__What to work on__.
In the entries below, find every line holding the string "الكفر" and collect it.

Records excerpted from a collection:
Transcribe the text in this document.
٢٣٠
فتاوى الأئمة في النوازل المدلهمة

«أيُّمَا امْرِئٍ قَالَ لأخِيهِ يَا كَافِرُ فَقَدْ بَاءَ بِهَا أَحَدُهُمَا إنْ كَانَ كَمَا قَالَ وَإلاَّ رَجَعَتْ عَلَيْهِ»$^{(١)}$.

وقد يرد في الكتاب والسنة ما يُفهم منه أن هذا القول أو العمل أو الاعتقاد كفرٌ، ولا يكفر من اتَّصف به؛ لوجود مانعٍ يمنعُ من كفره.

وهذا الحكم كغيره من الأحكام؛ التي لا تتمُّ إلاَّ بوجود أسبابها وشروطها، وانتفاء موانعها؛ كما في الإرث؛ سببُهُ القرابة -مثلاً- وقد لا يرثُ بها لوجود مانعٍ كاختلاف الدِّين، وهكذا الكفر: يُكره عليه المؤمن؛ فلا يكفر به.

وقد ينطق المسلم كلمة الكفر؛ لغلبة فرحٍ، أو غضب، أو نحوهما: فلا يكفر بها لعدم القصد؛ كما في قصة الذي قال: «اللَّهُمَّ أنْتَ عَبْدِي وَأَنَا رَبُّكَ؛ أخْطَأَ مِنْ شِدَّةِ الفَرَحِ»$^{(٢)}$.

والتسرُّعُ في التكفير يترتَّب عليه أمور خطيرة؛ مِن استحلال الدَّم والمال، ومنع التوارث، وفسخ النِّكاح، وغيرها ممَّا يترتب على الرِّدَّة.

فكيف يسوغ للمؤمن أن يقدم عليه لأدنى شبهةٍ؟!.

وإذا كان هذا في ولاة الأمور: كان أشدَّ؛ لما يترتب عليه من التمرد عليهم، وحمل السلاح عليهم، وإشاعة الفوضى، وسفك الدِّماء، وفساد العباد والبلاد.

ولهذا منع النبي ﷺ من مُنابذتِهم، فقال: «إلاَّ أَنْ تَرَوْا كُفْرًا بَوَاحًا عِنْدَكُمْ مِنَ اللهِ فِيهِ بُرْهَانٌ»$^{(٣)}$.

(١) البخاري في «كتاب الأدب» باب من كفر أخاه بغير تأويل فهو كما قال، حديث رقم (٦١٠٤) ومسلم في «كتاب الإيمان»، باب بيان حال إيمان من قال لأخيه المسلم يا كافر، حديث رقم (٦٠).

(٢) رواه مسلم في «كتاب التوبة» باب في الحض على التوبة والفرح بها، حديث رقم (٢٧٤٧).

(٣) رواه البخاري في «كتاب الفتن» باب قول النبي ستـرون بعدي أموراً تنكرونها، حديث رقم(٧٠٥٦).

__Written solution__.
وهذا الحكم كغيره من الأحكام؛ التي لا تتمُّ إلاَّ بوجود أسبابها وشروطها، وانتفاء موانعها؛ كما في الإرث؛ سببُهُ القرابة -مثلاً- وقد لا يرثُ بها لوجود مانعٍ كاختلاف الدِّين، وهكذا الكفر: يُكره عليه المؤمن؛ فلا يكفر به.
وقد ينطق المسلم كلمة الكفر؛ لغلبة فرحٍ، أو غضب، أو نحوهما: فلا يكفر بها لعدم القصد؛ كما في قصة الذي قال: «اللَّهُمَّ أنْتَ عَبْدِي وَأَنَا رَبُّكَ؛ أخْطَأَ مِنْ شِدَّةِ الفَرَحِ»$^{(٢)}$.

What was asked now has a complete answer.